- **Task directions**: The records below must be transcribed exactly. Do not include the pictures.

((

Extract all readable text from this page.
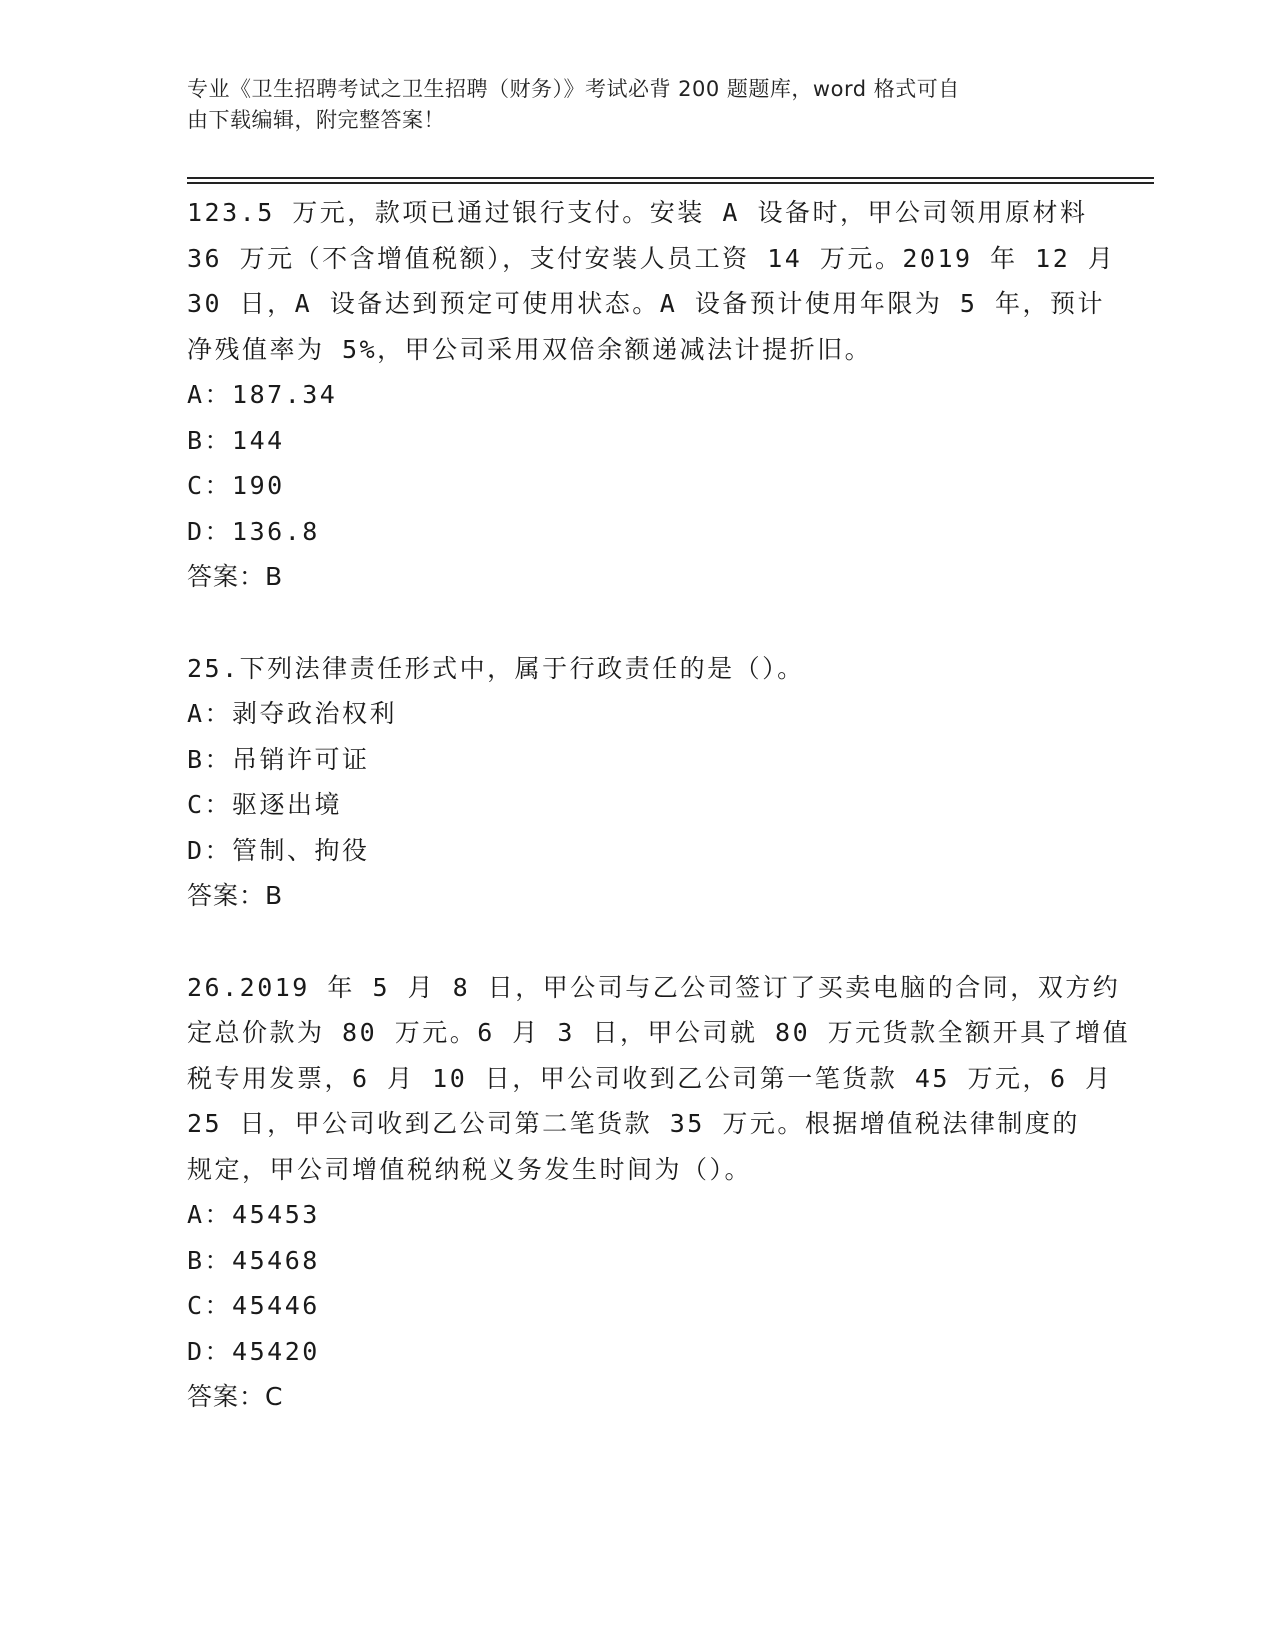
专业《卫生招聘考试之卫生招聘（财务）》考试必背 200 题题库，word 格式可自
由下载编辑，附完整答案！
123.5 万元，款项已通过银行支付。安装 A 设备时，甲公司领用原材料
36 万元（不含增值税额），支付安装人员工资 14 万元。2019 年 12 月
30 日，A 设备达到预定可使用状态。A 设备预计使用年限为 5 年，预计
净残值率为 5%，甲公司采用双倍余额递减法计提折旧。
A：187.34
B：144
C：190
D：136.8
答案：B
25.下列法律责任形式中，属于行政责任的是（）。
A：剥夺政治权利
B：吊销许可证
C：驱逐出境
D：管制、拘役
答案：B
26.2019 年 5 月 8 日，甲公司与乙公司签订了买卖电脑的合同，双方约
定总价款为 80 万元。6 月 3 日，甲公司就 80 万元货款全额开具了增值
税专用发票，6 月 10 日，甲公司收到乙公司第一笔货款 45 万元，6 月
25 日，甲公司收到乙公司第二笔货款 35 万元。根据增值税法律制度的
规定，甲公司增值税纳税义务发生时间为（）。
A：45453
B：45468
C：45446
D：45420
答案：C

))

- **Correct result**:
Extract all readable text from this page.
专业《卫生招聘考试之卫生招聘（财务）》考试必背 200 题题库，word 格式可自
由下载编辑，附完整答案！
123.5 万元，款项已通过银行支付。安装 A 设备时，甲公司领用原材料
36 万元（不含增值税额），支付安装人员工资 14 万元。2019 年 12 月
30 日，A 设备达到预定可使用状态。A 设备预计使用年限为 5 年，预计
净残值率为 5%，甲公司采用双倍余额递减法计提折旧。
A：187.34
B：144
C：190
D：136.8
答案：B
25.下列法律责任形式中，属于行政责任的是（）。
A：剥夺政治权利
B：吊销许可证
C：驱逐出境
D：管制、拘役
答案：B
26.2019 年 5 月 8 日，甲公司与乙公司签订了买卖电脑的合同，双方约
定总价款为 80 万元。6 月 3 日，甲公司就 80 万元货款全额开具了增值
税专用发票，6 月 10 日，甲公司收到乙公司第一笔货款 45 万元，6 月
25 日，甲公司收到乙公司第二笔货款 35 万元。根据增值税法律制度的
规定，甲公司增值税纳税义务发生时间为（）。
A：45453
B：45468
C：45446
D：45420
答案：C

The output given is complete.